### [What the exercise asks]
Set down all of the data exactly as it appears.

### [The data]

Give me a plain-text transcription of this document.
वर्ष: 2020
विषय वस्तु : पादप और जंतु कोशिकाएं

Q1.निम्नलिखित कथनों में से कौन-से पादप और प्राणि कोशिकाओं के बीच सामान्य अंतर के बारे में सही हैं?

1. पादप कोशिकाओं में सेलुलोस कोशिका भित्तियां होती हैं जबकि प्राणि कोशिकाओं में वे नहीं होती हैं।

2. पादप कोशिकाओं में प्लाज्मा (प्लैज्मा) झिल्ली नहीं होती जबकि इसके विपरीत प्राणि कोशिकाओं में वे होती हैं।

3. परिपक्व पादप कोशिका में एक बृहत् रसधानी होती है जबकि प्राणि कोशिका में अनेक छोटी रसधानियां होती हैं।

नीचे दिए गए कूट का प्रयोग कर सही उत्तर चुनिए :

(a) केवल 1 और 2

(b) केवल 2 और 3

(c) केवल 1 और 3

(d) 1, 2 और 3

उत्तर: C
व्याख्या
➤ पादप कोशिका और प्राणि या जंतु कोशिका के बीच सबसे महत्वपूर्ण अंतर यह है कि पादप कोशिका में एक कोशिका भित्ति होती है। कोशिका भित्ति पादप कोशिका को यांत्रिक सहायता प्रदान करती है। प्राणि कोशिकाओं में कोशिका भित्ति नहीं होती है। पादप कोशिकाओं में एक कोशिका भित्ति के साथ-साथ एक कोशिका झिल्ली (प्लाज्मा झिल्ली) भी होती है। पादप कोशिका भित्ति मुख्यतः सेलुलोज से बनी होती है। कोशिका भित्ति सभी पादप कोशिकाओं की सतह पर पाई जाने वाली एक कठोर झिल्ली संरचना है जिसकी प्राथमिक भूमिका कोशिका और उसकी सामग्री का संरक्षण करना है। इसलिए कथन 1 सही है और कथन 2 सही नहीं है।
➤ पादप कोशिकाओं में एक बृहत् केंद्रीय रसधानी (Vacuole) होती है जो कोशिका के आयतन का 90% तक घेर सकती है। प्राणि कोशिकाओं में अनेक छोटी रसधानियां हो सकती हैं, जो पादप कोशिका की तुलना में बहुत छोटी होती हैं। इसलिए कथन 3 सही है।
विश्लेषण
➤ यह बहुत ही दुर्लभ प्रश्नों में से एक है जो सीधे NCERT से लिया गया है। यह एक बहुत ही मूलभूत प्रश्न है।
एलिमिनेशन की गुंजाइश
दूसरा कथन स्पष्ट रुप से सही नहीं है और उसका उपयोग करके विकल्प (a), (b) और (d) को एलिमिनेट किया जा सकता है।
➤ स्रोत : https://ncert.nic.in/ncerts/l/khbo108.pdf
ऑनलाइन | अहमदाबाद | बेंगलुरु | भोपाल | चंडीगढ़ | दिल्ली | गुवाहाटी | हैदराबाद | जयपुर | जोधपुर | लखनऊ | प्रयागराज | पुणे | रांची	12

### [Task response]
Give me a plain-text transcription of this document.
वर्ष: 2020
विषय वस्तु : पादप और जंतु कोशिकाएं

Q1.निम्नलिखित कथनों में से कौन-से पादप और प्राणि कोशिकाओं के बीच सामान्य अंतर के बारे में सही हैं?

1. पादप कोशिकाओं में सेलुलोस कोशिका भित्तियां होती हैं जबकि प्राणि कोशिकाओं में वे नहीं होती हैं।

2. पादप कोशिकाओं में प्लाज्मा (प्लैज्मा) झिल्ली नहीं होती जबकि इसके विपरीत प्राणि कोशिकाओं में वे होती हैं।

3. परिपक्व पादप कोशिका में एक बृहत् रसधानी होती है जबकि प्राणि कोशिका में अनेक छोटी रसधानियां होती हैं।

नीचे दिए गए कूट का प्रयोग कर सही उत्तर चुनिए :

(a) केवल 1 और 2

(b) केवल 2 और 3

(c) केवल 1 और 3

(d) 1, 2 और 3

उत्तर: C
व्याख्या
➤ पादप कोशिका और प्राणि या जंतु कोशिका के बीच सबसे महत्वपूर्ण अंतर यह है कि पादप कोशिका में एक कोशिका भित्ति होती है। कोशिका भित्ति पादप कोशिका को यांत्रिक सहायता प्रदान करती है। प्राणि कोशिकाओं में कोशिका भित्ति नहीं होती है। पादप कोशिकाओं में एक कोशिका भित्ति के साथ-साथ एक कोशिका झिल्ली (प्लाज्मा झिल्ली) भी होती है। पादप कोशिका भित्ति मुख्यतः सेलुलोज से बनी होती है। कोशिका भित्ति सभी पादप कोशिकाओं की सतह पर पाई जाने वाली एक कठोर झिल्ली संरचना है जिसकी प्राथमिक भूमिका कोशिका और उसकी सामग्री का संरक्षण करना है। इसलिए कथन 1 सही है और कथन 2 सही नहीं है।
➤ पादप कोशिकाओं में एक बृहत् केंद्रीय रसधानी (Vacuole) होती है जो कोशिका के आयतन का 90% तक घेर सकती है। प्राणि कोशिकाओं में अनेक छोटी रसधानियां हो सकती हैं, जो पादप कोशिका की तुलना में बहुत छोटी होती हैं। इसलिए कथन 3 सही है।
विश्लेषण
➤ यह बहुत ही दुर्लभ प्रश्नों में से एक है जो सीधे NCERT से लिया गया है। यह एक बहुत ही मूलभूत प्रश्न है।
एलिमिनेशन की गुंजाइश
दूसरा कथन स्पष्ट रुप से सही नहीं है और उसका उपयोग करके विकल्प (a), (b) और (d) को एलिमिनेट किया जा सकता है।
➤ स्रोत : https://ncert.nic.in/ncerts/l/khbo108.pdf
ऑनलाइन | अहमदाबाद | बेंगलुरु | भोपाल | चंडीगढ़ | दिल्ली | गुवाहाटी | हैदराबाद | जयपुर | जोधपुर | लखनऊ | प्रयागराज | पुणे | रांची	12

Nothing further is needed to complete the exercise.